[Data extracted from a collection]
....................
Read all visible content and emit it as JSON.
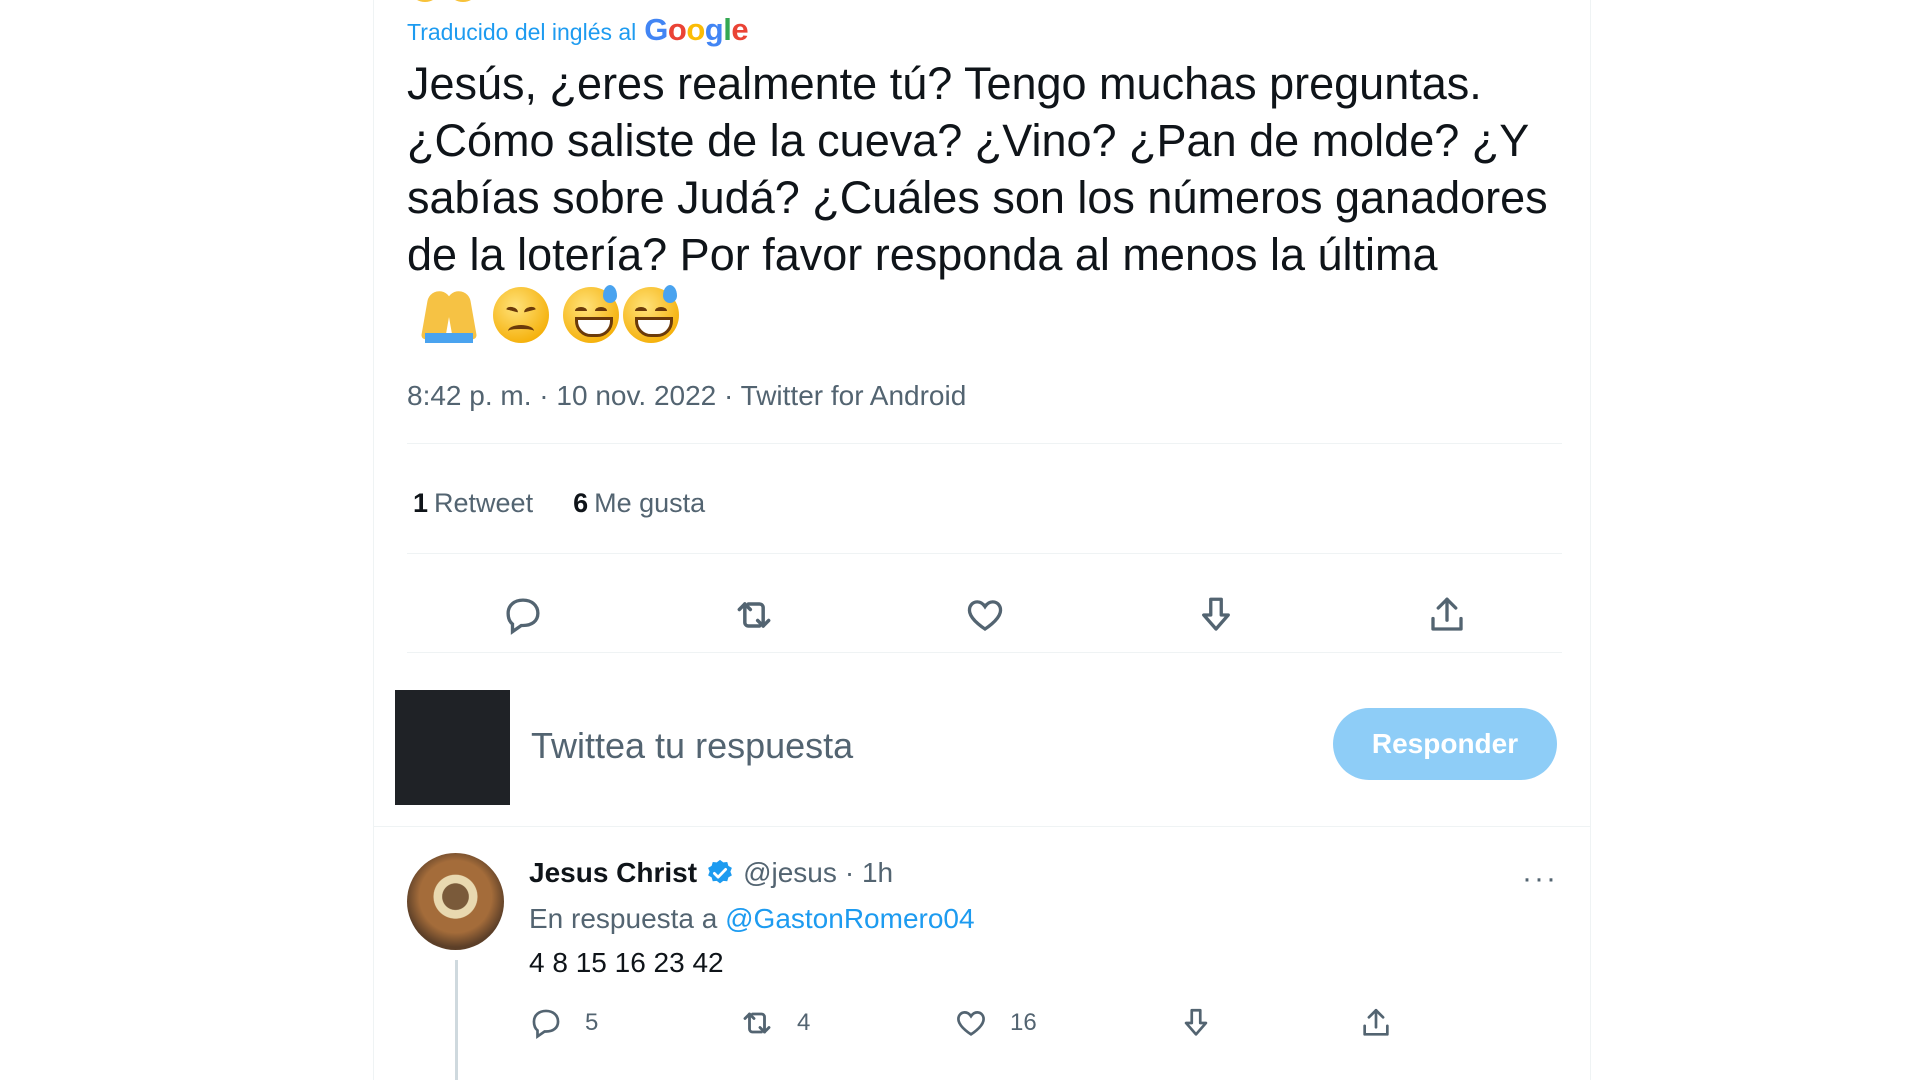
{
  "translation": {
    "label": "Traducido del inglés al",
    "logo": "Google"
  },
  "tweet": {
    "text": "Jesús, ¿eres realmente tú? Tengo muchas preguntas. ¿Cómo saliste de la cueva? ¿Vino? ¿Pan de molde? ¿Y sabías sobre Judá? ¿Cuáles son los números ganadores de la lotería? Por favor responda al menos la última",
    "emojis": [
      "folded-hands",
      "pensive-face",
      "grinning-sweat-face",
      "grinning-sweat-face"
    ],
    "time": "8:42 p. m.",
    "date": "10 nov. 2022",
    "source": "Twitter for Android",
    "sep": "·",
    "retweets_count": "1",
    "retweets_label": "Retweet",
    "likes_count": "6",
    "likes_label": "Me gusta"
  },
  "compose": {
    "placeholder": "Twittea tu respuesta",
    "button": "Responder"
  },
  "reply": {
    "name": "Jesus Christ",
    "handle": "@jesus",
    "time": "· 1h",
    "in_reply_prefix": "En respuesta a",
    "in_reply_user": "@GastonRomero04",
    "text": "4 8 15 16 23 42",
    "more": "···",
    "replies": "5",
    "retweets": "4",
    "likes": "16"
  },
  "colors": {
    "accent": "#1d9bf0",
    "muted": "#536471",
    "button_disabled": "#8ecdf7"
  }
}
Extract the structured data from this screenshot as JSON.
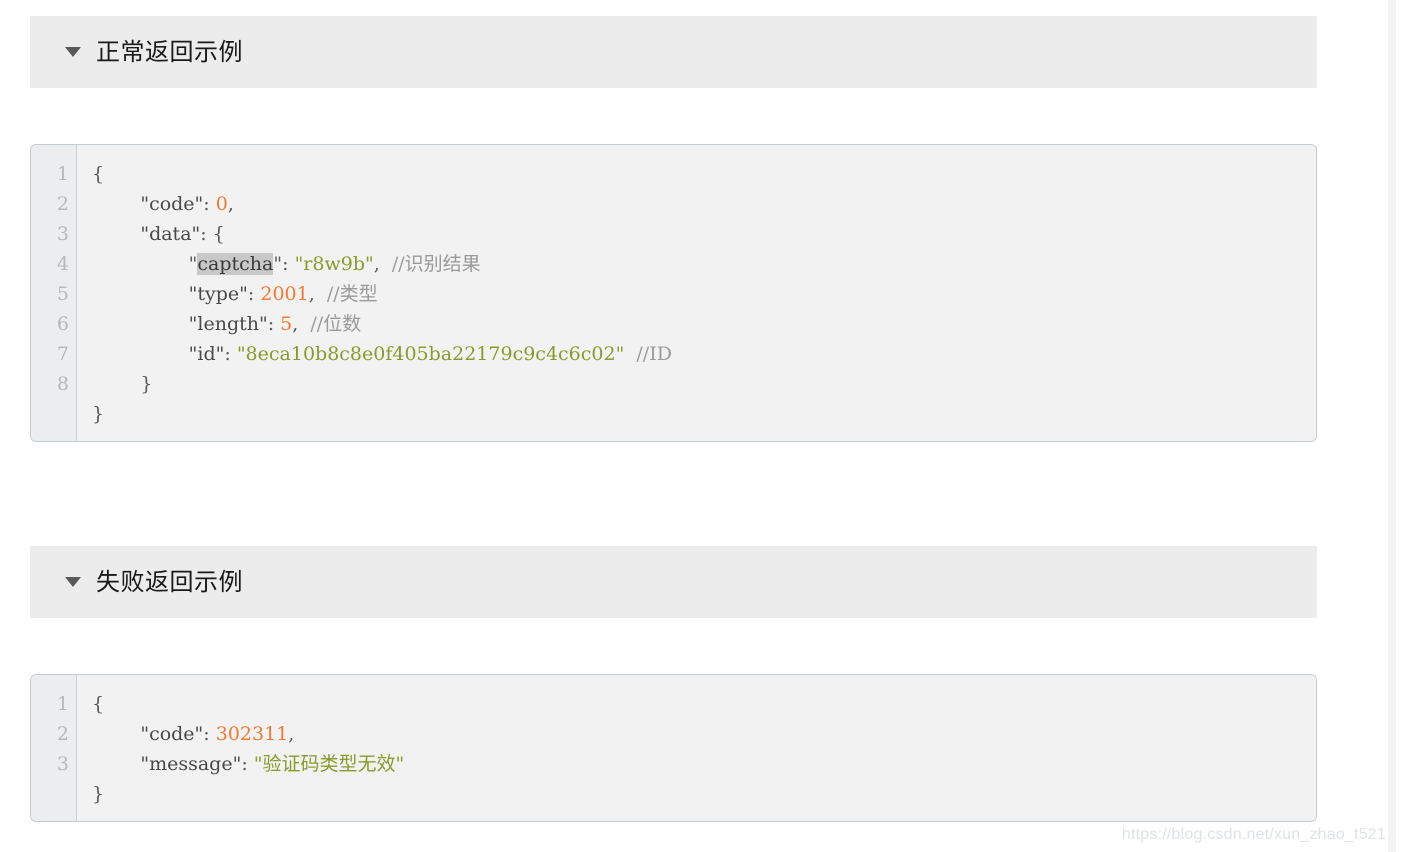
....................
* The task *
Copy the data word for word. Pictures do not go in the copy.

* Response to this task *
Read all visible content and emit it as JSON.
{
  "translation": {
    "label": "Traducido del inglés al",
    "logo": "Google"
  },
  "tweet": {
    "text": "Jesús, ¿eres realmente tú? Tengo muchas preguntas. ¿Cómo saliste de la cueva? ¿Vino? ¿Pan de molde? ¿Y sabías sobre Judá? ¿Cuáles son los números ganadores de la lotería? Por favor responda al menos la última",
    "emojis": [
      "folded-hands",
      "pensive-face",
      "grinning-sweat-face",
      "grinning-sweat-face"
    ],
    "time": "8:42 p. m.",
    "date": "10 nov. 2022",
    "source": "Twitter for Android",
    "sep": "·",
    "retweets_count": "1",
    "retweets_label": "Retweet",
    "likes_count": "6",
    "likes_label": "Me gusta"
  },
  "compose": {
    "placeholder": "Twittea tu respuesta",
    "button": "Responder"
  },
  "reply": {
    "name": "Jesus Christ",
    "handle": "@jesus",
    "time": "· 1h",
    "in_reply_prefix": "En respuesta a",
    "in_reply_user": "@GastonRomero04",
    "text": "4 8 15 16 23 42",
    "more": "···",
    "replies": "5",
    "retweets": "4",
    "likes": "16"
  },
  "colors": {
    "accent": "#1d9bf0",
    "muted": "#536471",
    "button_disabled": "#8ecdf7"
  }
}
Extract the structured data from this screenshot as JSON.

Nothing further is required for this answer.